(Dataset entries on figures)
____
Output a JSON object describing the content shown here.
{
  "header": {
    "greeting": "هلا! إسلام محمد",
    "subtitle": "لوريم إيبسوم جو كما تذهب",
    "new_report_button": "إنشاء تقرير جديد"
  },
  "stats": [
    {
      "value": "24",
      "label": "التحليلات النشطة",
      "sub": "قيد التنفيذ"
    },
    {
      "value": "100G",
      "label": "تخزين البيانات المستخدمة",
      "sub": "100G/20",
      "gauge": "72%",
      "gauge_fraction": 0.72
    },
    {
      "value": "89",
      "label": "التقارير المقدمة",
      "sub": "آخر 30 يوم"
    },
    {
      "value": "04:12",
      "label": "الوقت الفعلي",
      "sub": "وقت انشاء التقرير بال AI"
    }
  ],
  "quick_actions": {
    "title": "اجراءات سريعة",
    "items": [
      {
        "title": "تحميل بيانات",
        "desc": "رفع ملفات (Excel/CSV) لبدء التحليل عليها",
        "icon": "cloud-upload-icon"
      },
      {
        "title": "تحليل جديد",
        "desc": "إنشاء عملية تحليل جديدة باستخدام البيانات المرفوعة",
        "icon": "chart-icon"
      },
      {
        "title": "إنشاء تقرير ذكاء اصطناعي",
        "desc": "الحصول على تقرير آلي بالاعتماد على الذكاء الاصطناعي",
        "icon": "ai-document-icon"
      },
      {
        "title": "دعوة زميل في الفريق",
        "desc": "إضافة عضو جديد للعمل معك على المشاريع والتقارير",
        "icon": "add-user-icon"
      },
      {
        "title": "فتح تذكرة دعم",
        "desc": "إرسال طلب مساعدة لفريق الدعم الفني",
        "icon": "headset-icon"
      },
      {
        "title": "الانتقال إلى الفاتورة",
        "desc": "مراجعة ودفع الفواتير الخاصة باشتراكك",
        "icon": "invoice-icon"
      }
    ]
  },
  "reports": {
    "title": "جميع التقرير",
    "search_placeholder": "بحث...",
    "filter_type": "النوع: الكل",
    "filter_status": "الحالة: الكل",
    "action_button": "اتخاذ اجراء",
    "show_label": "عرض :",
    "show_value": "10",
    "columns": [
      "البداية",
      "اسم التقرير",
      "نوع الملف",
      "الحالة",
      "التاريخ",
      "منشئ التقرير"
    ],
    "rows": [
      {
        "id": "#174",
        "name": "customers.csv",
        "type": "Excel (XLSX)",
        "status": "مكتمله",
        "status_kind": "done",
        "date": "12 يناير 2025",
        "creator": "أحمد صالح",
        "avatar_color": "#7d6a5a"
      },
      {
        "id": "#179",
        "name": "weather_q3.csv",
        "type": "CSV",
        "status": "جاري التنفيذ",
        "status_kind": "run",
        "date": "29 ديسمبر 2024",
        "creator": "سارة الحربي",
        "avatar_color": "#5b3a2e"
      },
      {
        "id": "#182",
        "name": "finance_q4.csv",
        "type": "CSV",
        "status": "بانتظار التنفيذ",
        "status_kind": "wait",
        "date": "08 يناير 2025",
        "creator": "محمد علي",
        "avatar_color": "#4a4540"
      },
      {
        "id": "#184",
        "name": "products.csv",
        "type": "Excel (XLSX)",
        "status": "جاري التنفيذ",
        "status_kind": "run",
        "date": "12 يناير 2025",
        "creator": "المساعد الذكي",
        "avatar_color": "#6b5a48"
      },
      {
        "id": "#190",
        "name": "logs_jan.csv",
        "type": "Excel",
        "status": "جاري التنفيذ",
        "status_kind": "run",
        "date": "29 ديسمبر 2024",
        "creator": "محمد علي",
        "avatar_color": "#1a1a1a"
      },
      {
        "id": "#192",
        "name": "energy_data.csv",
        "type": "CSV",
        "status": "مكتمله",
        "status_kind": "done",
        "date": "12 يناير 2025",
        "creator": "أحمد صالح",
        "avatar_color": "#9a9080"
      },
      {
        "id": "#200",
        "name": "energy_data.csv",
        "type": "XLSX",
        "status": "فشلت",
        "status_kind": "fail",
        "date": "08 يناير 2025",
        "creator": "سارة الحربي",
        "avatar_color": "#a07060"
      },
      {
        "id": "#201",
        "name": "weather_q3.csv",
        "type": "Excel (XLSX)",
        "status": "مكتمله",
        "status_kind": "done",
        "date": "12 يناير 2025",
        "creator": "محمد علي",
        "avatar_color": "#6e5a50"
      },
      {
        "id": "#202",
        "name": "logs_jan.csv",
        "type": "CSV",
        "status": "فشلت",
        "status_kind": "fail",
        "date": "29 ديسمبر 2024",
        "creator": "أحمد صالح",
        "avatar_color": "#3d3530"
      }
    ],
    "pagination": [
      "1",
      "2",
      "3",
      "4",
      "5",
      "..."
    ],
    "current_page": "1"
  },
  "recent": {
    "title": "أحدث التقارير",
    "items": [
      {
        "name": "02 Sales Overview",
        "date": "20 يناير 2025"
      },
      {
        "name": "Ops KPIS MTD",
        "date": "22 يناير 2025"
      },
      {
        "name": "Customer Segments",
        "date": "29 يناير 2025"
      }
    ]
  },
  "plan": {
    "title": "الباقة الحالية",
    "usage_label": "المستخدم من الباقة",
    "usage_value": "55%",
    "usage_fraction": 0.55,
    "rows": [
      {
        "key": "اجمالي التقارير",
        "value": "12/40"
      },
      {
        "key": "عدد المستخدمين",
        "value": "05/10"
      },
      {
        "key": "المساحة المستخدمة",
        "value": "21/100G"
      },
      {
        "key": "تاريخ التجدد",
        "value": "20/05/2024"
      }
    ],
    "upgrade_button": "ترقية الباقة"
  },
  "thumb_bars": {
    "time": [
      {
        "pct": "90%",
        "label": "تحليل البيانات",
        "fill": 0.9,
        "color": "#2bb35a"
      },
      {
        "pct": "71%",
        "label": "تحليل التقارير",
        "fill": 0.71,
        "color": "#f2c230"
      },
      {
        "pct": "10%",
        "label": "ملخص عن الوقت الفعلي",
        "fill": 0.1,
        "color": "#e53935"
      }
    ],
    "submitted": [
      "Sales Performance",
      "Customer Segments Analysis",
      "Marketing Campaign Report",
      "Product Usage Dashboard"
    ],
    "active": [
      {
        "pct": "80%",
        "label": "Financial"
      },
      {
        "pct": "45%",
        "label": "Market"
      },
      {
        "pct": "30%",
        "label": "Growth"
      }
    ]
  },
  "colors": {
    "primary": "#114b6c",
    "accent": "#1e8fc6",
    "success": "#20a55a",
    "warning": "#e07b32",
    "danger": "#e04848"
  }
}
____
▶ Written task
Emit the full listing verbatim.

▶ Completed exercise
Output a JSON object describing the content shown here.
{
  "header": {
    "greeting": "هلا! إسلام محمد",
    "subtitle": "لوريم إيبسوم جو كما تذهب",
    "new_report_button": "إنشاء تقرير جديد"
  },
  "stats": [
    {
      "value": "24",
      "label": "التحليلات النشطة",
      "sub": "قيد التنفيذ"
    },
    {
      "value": "100G",
      "label": "تخزين البيانات المستخدمة",
      "sub": "100G/20",
      "gauge": "72%",
      "gauge_fraction": 0.72
    },
    {
      "value": "89",
      "label": "التقارير المقدمة",
      "sub": "آخر 30 يوم"
    },
    {
      "value": "04:12",
      "label": "الوقت الفعلي",
      "sub": "وقت انشاء التقرير بال AI"
    }
  ],
  "quick_actions": {
    "title": "اجراءات سريعة",
    "items": [
      {
        "title": "تحميل بيانات",
        "desc": "رفع ملفات (Excel/CSV) لبدء التحليل عليها",
        "icon": "cloud-upload-icon"
      },
      {
        "title": "تحليل جديد",
        "desc": "إنشاء عملية تحليل جديدة باستخدام البيانات المرفوعة",
        "icon": "chart-icon"
      },
      {
        "title": "إنشاء تقرير ذكاء اصطناعي",
        "desc": "الحصول على تقرير آلي بالاعتماد على الذكاء الاصطناعي",
        "icon": "ai-document-icon"
      },
      {
        "title": "دعوة زميل في الفريق",
        "desc": "إضافة عضو جديد للعمل معك على المشاريع والتقارير",
        "icon": "add-user-icon"
      },
      {
        "title": "فتح تذكرة دعم",
        "desc": "إرسال طلب مساعدة لفريق الدعم الفني",
        "icon": "headset-icon"
      },
      {
        "title": "الانتقال إلى الفاتورة",
        "desc": "مراجعة ودفع الفواتير الخاصة باشتراكك",
        "icon": "invoice-icon"
      }
    ]
  },
  "reports": {
    "title": "جميع التقرير",
    "search_placeholder": "بحث...",
    "filter_type": "النوع: الكل",
    "filter_status": "الحالة: الكل",
    "action_button": "اتخاذ اجراء",
    "show_label": "عرض :",
    "show_value": "10",
    "columns": [
      "البداية",
      "اسم التقرير",
      "نوع الملف",
      "الحالة",
      "التاريخ",
      "منشئ التقرير"
    ],
    "rows": [
      {
        "id": "#174",
        "name": "customers.csv",
        "type": "Excel (XLSX)",
        "status": "مكتمله",
        "status_kind": "done",
        "date": "12 يناير 2025",
        "creator": "أحمد صالح",
        "avatar_color": "#7d6a5a"
      },
      {
        "id": "#179",
        "name": "weather_q3.csv",
        "type": "CSV",
        "status": "جاري التنفيذ",
        "status_kind": "run",
        "date": "29 ديسمبر 2024",
        "creator": "سارة الحربي",
        "avatar_color": "#5b3a2e"
      },
      {
        "id": "#182",
        "name": "finance_q4.csv",
        "type": "CSV",
        "status": "بانتظار التنفيذ",
        "status_kind": "wait",
        "date": "08 يناير 2025",
        "creator": "محمد علي",
        "avatar_color": "#4a4540"
      },
      {
        "id": "#184",
        "name": "products.csv",
        "type": "Excel (XLSX)",
        "status": "جاري التنفيذ",
        "status_kind": "run",
        "date": "12 يناير 2025",
        "creator": "المساعد الذكي",
        "avatar_color": "#6b5a48"
      },
      {
        "id": "#190",
        "name": "logs_jan.csv",
        "type": "Excel",
        "status": "جاري التنفيذ",
        "status_kind": "run",
        "date": "29 ديسمبر 2024",
        "creator": "محمد علي",
        "avatar_color": "#1a1a1a"
      },
      {
        "id": "#192",
        "name": "energy_data.csv",
        "type": "CSV",
        "status": "مكتمله",
        "status_kind": "done",
        "date": "12 يناير 2025",
        "creator": "أحمد صالح",
        "avatar_color": "#9a9080"
      },
      {
        "id": "#200",
        "name": "energy_data.csv",
        "type": "XLSX",
        "status": "فشلت",
        "status_kind": "fail",
        "date": "08 يناير 2025",
        "creator": "سارة الحربي",
        "avatar_color": "#a07060"
      },
      {
        "id": "#201",
        "name": "weather_q3.csv",
        "type": "Excel (XLSX)",
        "status": "مكتمله",
        "status_kind": "done",
        "date": "12 يناير 2025",
        "creator": "محمد علي",
        "avatar_color": "#6e5a50"
      },
      {
        "id": "#202",
        "name": "logs_jan.csv",
        "type": "CSV",
        "status": "فشلت",
        "status_kind": "fail",
        "date": "29 ديسمبر 2024",
        "creator": "أحمد صالح",
        "avatar_color": "#3d3530"
      }
    ],
    "pagination": [
      "1",
      "2",
      "3",
      "4",
      "5",
      "..."
    ],
    "current_page": "1"
  },
  "recent": {
    "title": "أحدث التقارير",
    "items": [
      {
        "name": "02 Sales Overview",
        "date": "20 يناير 2025"
      },
      {
        "name": "Ops KPIS MTD",
        "date": "22 يناير 2025"
      },
      {
        "name": "Customer Segments",
        "date": "29 يناير 2025"
      }
    ]
  },
  "plan": {
    "title": "الباقة الحالية",
    "usage_label": "المستخدم من الباقة",
    "usage_value": "55%",
    "usage_fraction": 0.55,
    "rows": [
      {
        "key": "اجمالي التقارير",
        "value": "12/40"
      },
      {
        "key": "عدد المستخدمين",
        "value": "05/10"
      },
      {
        "key": "المساحة المستخدمة",
        "value": "21/100G"
      },
      {
        "key": "تاريخ التجدد",
        "value": "20/05/2024"
      }
    ],
    "upgrade_button": "ترقية الباقة"
  },
  "thumb_bars": {
    "time": [
      {
        "pct": "90%",
        "label": "تحليل البيانات",
        "fill": 0.9,
        "color": "#2bb35a"
      },
      {
        "pct": "71%",
        "label": "تحليل التقارير",
        "fill": 0.71,
        "color": "#f2c230"
      },
      {
        "pct": "10%",
        "label": "ملخص عن الوقت الفعلي",
        "fill": 0.1,
        "color": "#e53935"
      }
    ],
    "submitted": [
      "Sales Performance",
      "Customer Segments Analysis",
      "Marketing Campaign Report",
      "Product Usage Dashboard"
    ],
    "active": [
      {
        "pct": "80%",
        "label": "Financial"
      },
      {
        "pct": "45%",
        "label": "Market"
      },
      {
        "pct": "30%",
        "label": "Growth"
      }
    ]
  },
  "colors": {
    "primary": "#114b6c",
    "accent": "#1e8fc6",
    "success": "#20a55a",
    "warning": "#e07b32",
    "danger": "#e04848"
  }
}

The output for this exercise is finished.